What needs to be done =>
Across the data below, how many lines hold "directory"? Answer with that number and nothing else.

Data records =>
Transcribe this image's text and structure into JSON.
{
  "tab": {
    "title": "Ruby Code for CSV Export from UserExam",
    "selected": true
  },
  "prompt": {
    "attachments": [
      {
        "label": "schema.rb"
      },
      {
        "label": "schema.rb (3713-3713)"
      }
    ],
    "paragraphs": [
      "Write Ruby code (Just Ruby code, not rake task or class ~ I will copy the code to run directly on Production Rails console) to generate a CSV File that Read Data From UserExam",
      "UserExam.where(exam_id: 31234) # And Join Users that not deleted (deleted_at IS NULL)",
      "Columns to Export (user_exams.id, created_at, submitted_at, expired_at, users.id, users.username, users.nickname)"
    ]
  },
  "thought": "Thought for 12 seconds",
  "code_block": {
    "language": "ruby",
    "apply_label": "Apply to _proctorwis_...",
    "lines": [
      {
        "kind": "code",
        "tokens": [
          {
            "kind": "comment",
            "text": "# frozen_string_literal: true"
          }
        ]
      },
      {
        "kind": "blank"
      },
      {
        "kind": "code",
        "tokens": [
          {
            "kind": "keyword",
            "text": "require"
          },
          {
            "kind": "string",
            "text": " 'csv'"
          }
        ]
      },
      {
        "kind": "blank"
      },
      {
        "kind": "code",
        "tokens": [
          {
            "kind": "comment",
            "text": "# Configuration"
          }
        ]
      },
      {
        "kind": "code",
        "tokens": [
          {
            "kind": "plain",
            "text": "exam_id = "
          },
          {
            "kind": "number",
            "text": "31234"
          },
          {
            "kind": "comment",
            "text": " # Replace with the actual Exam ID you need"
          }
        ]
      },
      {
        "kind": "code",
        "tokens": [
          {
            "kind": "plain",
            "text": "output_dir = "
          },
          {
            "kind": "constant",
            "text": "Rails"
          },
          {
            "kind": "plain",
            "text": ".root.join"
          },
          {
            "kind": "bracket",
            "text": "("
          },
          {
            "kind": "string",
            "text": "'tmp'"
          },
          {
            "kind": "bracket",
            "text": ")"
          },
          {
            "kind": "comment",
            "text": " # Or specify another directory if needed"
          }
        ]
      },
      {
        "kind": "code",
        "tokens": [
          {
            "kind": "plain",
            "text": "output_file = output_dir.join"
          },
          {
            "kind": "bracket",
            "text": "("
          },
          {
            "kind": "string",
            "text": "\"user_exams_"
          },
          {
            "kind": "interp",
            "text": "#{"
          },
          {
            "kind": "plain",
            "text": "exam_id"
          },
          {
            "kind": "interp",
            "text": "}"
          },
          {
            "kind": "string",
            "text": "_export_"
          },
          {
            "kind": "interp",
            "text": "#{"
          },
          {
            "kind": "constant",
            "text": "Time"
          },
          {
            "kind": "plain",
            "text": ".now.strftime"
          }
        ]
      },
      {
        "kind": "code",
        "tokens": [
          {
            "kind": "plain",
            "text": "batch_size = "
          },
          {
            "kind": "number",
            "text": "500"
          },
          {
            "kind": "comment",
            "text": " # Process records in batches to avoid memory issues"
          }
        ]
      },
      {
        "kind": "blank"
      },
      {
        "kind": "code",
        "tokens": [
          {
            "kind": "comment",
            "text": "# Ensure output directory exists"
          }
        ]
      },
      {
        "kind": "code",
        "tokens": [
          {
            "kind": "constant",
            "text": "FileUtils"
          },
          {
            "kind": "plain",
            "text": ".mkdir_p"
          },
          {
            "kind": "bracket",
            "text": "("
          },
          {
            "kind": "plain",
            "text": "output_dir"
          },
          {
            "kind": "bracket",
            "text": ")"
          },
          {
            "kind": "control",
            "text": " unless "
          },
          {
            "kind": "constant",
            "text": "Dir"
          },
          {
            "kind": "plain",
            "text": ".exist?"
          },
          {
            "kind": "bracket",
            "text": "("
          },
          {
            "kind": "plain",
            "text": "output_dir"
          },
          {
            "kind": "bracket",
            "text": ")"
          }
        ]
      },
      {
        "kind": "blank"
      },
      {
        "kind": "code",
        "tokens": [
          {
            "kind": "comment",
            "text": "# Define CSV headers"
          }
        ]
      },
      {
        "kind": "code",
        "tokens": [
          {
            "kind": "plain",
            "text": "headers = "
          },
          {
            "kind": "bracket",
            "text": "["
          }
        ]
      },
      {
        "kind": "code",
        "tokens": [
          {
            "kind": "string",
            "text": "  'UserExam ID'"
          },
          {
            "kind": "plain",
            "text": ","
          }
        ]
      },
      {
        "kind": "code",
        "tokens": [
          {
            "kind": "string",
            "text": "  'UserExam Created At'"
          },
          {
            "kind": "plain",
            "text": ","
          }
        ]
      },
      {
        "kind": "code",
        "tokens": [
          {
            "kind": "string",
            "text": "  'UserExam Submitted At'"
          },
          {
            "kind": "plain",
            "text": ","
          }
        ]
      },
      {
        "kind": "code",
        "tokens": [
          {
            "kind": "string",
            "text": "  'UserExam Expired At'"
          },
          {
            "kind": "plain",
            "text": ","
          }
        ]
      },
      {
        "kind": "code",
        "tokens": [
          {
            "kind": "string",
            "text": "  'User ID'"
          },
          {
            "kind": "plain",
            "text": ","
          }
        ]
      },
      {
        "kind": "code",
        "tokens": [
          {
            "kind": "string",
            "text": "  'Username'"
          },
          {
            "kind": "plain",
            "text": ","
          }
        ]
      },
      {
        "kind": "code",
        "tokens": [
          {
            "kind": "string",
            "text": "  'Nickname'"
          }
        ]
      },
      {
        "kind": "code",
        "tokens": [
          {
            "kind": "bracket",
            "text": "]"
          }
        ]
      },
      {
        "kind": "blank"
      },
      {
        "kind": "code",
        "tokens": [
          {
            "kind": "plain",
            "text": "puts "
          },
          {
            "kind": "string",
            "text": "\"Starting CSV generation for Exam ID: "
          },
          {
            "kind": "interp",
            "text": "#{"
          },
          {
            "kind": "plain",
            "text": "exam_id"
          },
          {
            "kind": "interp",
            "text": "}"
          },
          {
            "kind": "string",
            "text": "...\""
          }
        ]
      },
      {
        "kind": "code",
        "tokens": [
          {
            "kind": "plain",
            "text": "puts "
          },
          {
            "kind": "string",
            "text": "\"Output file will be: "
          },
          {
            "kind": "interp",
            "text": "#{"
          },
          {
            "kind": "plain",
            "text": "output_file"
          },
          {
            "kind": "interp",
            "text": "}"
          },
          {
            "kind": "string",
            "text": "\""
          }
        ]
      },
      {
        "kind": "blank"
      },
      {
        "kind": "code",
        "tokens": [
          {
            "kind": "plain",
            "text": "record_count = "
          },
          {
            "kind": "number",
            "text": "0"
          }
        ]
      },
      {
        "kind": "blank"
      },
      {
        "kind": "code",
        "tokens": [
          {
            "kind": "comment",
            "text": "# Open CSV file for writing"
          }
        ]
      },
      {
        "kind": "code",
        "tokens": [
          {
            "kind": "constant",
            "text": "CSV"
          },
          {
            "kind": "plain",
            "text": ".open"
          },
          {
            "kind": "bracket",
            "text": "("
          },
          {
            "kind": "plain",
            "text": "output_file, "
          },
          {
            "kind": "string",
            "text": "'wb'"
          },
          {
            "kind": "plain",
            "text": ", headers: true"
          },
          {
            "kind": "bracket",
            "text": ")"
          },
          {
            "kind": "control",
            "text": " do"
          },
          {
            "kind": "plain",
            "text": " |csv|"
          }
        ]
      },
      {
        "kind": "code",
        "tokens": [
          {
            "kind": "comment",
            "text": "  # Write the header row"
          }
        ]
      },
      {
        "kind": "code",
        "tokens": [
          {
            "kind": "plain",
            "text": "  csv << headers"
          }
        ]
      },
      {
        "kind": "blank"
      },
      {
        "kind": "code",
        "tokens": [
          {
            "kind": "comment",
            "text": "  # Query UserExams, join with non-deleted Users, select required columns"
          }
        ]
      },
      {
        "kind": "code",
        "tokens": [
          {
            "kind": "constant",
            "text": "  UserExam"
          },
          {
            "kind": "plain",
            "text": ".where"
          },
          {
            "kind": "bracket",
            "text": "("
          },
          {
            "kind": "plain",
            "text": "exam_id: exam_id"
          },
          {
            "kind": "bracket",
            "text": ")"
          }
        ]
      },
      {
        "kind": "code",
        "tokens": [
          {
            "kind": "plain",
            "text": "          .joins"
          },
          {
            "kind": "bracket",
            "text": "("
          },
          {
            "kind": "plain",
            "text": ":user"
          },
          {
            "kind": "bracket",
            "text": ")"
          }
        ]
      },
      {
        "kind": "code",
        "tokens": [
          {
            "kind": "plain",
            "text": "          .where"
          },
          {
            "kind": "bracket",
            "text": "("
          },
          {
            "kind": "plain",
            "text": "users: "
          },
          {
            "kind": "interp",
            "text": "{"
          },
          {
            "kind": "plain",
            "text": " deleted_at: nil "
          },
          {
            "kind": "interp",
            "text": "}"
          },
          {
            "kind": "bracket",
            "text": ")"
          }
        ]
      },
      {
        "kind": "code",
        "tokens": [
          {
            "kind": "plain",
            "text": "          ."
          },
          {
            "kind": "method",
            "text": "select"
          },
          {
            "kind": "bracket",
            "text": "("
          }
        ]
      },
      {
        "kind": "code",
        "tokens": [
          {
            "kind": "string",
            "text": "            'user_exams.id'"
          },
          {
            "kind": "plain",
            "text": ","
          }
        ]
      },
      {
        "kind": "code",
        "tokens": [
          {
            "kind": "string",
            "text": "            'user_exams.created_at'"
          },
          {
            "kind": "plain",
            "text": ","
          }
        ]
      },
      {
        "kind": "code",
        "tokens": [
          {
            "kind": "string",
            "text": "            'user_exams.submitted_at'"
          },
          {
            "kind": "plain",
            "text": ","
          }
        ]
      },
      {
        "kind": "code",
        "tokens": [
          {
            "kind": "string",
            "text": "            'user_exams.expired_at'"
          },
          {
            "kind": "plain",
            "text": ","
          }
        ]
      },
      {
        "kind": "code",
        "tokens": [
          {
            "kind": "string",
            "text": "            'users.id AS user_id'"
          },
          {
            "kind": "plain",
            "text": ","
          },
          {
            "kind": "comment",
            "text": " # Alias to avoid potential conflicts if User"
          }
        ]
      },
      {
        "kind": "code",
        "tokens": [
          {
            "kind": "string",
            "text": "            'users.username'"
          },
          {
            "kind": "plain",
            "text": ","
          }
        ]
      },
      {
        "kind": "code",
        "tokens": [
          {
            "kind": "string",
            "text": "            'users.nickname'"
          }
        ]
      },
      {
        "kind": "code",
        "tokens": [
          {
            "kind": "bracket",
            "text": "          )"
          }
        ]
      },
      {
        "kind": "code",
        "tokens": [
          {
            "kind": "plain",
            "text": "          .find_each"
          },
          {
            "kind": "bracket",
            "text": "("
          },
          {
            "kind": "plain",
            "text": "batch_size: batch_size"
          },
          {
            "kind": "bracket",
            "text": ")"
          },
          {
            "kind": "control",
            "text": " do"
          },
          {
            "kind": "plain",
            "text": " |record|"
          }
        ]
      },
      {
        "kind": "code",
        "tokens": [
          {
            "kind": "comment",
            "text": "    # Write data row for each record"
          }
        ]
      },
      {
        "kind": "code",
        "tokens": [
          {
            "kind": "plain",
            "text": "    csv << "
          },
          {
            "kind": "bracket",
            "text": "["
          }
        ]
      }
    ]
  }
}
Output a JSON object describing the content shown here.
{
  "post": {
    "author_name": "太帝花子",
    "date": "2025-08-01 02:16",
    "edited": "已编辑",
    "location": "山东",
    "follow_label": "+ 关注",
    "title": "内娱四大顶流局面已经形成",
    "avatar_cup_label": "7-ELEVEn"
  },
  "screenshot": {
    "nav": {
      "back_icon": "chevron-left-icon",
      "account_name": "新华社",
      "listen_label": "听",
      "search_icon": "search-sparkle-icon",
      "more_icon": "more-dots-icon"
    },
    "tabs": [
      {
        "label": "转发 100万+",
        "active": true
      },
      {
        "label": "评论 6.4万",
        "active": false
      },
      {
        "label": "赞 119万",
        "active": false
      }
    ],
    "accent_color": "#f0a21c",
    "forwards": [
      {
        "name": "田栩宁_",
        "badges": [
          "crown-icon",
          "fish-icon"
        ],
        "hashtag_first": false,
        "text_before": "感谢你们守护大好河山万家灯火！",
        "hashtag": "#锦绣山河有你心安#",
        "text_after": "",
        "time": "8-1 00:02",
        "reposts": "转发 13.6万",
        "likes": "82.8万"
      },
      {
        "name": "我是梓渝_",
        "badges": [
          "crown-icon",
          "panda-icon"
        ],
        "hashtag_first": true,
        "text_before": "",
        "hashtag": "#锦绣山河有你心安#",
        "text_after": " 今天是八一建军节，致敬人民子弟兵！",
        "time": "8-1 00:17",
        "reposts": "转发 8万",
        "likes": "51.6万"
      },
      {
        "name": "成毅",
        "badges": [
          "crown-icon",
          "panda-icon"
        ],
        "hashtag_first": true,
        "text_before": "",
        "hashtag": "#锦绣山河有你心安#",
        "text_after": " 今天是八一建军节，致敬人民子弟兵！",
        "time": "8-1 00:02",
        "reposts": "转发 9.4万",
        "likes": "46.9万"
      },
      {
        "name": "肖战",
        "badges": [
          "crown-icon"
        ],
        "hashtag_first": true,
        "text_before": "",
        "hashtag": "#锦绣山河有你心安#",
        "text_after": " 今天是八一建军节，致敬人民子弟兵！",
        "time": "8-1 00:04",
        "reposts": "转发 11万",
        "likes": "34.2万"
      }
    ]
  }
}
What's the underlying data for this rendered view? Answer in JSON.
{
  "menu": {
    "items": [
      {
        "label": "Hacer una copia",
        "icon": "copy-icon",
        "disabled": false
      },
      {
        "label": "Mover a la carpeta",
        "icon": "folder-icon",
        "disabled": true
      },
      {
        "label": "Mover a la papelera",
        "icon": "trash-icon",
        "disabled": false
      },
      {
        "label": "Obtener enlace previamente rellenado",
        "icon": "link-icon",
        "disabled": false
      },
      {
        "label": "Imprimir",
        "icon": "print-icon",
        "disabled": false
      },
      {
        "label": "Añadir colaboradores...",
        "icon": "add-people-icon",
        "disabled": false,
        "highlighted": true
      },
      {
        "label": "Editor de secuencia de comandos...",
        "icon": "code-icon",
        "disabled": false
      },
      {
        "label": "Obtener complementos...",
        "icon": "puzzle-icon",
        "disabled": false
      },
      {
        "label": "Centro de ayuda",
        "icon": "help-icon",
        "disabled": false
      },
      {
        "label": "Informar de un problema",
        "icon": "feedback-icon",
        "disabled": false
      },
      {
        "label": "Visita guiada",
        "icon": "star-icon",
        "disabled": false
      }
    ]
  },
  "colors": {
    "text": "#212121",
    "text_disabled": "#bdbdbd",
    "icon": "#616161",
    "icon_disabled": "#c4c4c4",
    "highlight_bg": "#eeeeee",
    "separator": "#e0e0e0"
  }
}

Answer to this task =>
2